▸ **Records provided**:

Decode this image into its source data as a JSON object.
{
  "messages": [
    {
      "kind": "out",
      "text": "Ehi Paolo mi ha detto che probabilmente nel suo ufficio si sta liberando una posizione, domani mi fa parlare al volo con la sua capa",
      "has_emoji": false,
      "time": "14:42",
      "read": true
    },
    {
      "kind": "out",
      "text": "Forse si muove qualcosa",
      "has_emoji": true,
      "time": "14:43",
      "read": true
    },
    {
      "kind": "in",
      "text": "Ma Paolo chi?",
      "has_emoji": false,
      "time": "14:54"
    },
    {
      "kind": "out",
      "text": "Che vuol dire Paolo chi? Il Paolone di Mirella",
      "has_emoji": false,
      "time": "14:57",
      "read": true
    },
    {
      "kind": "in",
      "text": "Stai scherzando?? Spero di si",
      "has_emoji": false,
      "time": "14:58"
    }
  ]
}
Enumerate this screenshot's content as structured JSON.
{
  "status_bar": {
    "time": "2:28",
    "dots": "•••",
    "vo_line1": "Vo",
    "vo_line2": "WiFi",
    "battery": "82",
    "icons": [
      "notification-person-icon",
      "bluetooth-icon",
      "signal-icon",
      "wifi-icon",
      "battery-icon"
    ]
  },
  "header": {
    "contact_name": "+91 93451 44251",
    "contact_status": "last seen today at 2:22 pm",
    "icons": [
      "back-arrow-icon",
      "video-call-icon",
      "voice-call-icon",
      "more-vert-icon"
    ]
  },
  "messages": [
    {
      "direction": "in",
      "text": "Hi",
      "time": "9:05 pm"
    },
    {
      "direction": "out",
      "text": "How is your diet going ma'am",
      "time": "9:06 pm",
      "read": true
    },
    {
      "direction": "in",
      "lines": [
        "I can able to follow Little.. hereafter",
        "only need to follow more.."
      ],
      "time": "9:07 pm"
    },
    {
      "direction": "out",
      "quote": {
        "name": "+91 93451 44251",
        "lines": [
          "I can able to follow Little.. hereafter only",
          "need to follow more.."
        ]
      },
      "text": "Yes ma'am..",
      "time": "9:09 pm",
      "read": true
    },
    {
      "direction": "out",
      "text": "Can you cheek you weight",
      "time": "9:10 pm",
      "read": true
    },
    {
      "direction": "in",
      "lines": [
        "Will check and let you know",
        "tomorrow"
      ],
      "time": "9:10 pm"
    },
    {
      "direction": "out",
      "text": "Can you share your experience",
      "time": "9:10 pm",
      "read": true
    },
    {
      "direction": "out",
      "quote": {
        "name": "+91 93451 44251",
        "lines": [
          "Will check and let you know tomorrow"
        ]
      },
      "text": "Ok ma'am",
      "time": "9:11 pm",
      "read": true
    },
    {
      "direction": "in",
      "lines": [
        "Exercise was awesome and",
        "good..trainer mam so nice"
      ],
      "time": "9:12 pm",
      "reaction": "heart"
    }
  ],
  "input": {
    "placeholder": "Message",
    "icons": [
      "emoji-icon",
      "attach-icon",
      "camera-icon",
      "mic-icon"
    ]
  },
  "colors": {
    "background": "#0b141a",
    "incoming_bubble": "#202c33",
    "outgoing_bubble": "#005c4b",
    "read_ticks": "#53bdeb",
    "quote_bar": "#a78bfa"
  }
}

▸ **Work to complete**:
Locate all lines in the listing above with the word "follow". Copy them.

▸ **The result**:
        "I can able to follow Little.. hereafter",
        "only need to follow more.."
          "I can able to follow Little.. hereafter only",
          "need to follow more.."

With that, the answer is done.